## GIVEN PROBLEM
Only the lines from the one containing "Give me the" through the one containing "Transcribe this image's" are to be copied, exactly and with both ends kept.

## DATA SHOWN

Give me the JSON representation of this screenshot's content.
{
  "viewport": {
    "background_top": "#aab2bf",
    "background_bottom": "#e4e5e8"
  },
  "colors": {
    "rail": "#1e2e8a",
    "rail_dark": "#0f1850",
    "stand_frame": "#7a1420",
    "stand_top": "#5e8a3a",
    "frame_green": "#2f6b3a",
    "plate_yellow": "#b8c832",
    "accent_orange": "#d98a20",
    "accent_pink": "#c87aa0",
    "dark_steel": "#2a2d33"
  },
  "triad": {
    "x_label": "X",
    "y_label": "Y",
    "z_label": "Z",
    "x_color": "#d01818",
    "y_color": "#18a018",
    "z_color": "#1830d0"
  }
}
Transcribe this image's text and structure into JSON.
--
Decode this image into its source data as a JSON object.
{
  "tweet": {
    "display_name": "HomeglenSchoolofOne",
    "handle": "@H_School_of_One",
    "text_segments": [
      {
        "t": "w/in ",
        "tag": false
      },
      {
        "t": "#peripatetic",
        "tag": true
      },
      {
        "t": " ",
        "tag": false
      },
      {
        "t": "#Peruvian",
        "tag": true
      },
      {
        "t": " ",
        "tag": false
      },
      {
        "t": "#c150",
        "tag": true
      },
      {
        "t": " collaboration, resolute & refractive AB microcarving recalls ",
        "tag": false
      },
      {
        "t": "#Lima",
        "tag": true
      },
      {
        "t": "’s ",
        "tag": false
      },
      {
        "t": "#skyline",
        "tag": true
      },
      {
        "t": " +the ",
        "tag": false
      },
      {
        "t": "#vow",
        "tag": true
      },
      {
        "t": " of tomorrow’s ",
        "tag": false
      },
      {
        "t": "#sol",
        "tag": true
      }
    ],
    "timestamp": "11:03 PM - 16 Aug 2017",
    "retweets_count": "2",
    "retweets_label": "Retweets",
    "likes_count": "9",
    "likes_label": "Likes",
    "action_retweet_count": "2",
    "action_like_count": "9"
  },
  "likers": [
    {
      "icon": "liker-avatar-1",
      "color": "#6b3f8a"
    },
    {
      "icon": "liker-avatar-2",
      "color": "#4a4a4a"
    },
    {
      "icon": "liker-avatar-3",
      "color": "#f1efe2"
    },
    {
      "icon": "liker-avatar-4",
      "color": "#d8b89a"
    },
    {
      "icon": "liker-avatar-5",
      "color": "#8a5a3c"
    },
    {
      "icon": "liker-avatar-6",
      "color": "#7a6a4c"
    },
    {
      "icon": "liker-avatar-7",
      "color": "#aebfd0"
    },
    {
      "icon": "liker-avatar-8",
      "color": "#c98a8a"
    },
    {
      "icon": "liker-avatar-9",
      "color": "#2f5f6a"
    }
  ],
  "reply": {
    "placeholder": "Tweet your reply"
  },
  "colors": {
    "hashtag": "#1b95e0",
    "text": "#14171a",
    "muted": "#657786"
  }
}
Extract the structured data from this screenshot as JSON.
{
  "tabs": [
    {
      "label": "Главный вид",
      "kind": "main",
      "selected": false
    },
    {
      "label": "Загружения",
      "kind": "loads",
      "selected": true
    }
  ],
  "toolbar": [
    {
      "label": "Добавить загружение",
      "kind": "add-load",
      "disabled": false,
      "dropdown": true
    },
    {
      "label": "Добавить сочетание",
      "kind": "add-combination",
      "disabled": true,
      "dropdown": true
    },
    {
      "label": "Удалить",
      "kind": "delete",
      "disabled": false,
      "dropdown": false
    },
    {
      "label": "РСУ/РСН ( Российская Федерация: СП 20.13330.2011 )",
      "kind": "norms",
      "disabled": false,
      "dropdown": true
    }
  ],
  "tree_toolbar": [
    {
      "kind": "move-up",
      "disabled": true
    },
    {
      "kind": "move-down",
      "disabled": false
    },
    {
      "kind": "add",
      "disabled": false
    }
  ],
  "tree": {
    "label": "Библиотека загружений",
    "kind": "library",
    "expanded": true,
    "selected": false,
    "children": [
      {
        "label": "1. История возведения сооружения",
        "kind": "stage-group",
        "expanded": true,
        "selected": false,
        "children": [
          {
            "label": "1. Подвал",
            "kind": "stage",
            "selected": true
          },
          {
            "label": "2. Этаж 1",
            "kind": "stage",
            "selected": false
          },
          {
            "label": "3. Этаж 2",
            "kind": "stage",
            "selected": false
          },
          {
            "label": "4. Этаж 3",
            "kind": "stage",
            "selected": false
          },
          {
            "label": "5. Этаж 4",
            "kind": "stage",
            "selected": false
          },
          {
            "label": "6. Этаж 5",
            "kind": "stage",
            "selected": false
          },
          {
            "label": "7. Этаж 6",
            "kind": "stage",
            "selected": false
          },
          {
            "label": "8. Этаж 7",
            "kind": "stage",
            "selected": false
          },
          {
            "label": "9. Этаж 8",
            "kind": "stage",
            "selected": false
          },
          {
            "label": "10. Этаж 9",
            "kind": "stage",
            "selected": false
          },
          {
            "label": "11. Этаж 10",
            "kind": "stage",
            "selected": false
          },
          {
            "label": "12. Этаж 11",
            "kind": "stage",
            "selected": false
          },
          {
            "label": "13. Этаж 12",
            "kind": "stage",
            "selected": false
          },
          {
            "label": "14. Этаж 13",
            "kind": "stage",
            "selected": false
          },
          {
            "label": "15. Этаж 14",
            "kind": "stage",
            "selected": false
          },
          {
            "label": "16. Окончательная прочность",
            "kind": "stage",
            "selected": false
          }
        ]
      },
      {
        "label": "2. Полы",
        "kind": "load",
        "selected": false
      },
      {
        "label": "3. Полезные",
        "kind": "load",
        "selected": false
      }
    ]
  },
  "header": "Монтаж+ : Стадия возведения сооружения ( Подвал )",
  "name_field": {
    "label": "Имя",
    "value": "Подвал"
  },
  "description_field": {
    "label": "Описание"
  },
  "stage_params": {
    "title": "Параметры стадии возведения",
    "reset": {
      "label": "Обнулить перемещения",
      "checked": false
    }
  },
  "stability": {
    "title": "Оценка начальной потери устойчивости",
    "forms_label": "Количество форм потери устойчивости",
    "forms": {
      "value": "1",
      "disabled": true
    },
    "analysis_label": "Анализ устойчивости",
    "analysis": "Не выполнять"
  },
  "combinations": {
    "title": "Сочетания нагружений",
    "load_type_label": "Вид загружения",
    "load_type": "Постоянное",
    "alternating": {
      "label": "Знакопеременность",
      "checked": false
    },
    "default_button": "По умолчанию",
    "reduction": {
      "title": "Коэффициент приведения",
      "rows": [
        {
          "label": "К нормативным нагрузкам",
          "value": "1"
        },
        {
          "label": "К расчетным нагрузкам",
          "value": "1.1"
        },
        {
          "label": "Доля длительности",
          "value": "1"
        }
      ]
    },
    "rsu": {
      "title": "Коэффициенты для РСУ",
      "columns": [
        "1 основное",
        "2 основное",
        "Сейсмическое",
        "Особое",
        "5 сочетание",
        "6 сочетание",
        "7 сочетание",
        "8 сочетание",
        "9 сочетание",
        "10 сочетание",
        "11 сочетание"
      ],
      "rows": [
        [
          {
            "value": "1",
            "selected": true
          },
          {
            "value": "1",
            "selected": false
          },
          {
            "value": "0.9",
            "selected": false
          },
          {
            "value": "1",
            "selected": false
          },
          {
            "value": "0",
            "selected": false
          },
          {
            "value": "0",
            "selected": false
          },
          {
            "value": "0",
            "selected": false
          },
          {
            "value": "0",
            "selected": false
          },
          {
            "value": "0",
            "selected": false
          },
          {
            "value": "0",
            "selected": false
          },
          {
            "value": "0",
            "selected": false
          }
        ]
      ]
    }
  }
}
---
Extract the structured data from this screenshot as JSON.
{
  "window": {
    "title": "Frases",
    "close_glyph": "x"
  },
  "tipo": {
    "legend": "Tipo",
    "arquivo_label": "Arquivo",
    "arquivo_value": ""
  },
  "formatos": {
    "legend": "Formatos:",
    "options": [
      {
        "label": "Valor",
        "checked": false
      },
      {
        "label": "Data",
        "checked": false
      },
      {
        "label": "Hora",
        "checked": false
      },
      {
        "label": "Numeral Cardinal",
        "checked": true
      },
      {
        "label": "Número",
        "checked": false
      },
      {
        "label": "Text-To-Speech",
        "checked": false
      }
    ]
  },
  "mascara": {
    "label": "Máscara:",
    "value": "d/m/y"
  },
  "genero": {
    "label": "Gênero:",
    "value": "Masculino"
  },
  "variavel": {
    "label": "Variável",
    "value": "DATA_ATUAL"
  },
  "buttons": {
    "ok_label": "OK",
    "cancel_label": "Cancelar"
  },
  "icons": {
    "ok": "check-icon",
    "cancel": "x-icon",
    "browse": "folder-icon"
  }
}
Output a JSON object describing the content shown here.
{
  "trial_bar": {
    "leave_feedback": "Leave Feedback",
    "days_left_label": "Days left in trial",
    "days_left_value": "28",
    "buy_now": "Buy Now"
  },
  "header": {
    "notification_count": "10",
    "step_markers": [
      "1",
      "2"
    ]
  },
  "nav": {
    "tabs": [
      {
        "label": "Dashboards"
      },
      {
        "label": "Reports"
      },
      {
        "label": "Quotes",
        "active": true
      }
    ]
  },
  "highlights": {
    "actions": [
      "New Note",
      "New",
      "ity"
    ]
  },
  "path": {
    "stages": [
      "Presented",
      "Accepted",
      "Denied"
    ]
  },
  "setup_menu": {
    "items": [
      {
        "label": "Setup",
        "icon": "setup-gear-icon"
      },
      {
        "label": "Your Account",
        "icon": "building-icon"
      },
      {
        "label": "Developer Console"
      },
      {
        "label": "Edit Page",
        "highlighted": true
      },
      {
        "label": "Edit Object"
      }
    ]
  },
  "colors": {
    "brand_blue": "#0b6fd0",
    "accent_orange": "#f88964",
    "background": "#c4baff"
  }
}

## SOLUTION TO THIS PROBLEM
Give me the JSON representation of this screenshot's content.
{
  "viewport": {
    "background_top": "#aab2bf",
    "background_bottom": "#e4e5e8"
  },
  "colors": {
    "rail": "#1e2e8a",
    "rail_dark": "#0f1850",
    "stand_frame": "#7a1420",
    "stand_top": "#5e8a3a",
    "frame_green": "#2f6b3a",
    "plate_yellow": "#b8c832",
    "accent_orange": "#d98a20",
    "accent_pink": "#c87aa0",
    "dark_steel": "#2a2d33"
  },
  "triad": {
    "x_label": "X",
    "y_label": "Y",
    "z_label": "Z",
    "x_color": "#d01818",
    "y_color": "#18a018",
    "z_color": "#1830d0"
  }
}
Transcribe this image's text and structure into JSON.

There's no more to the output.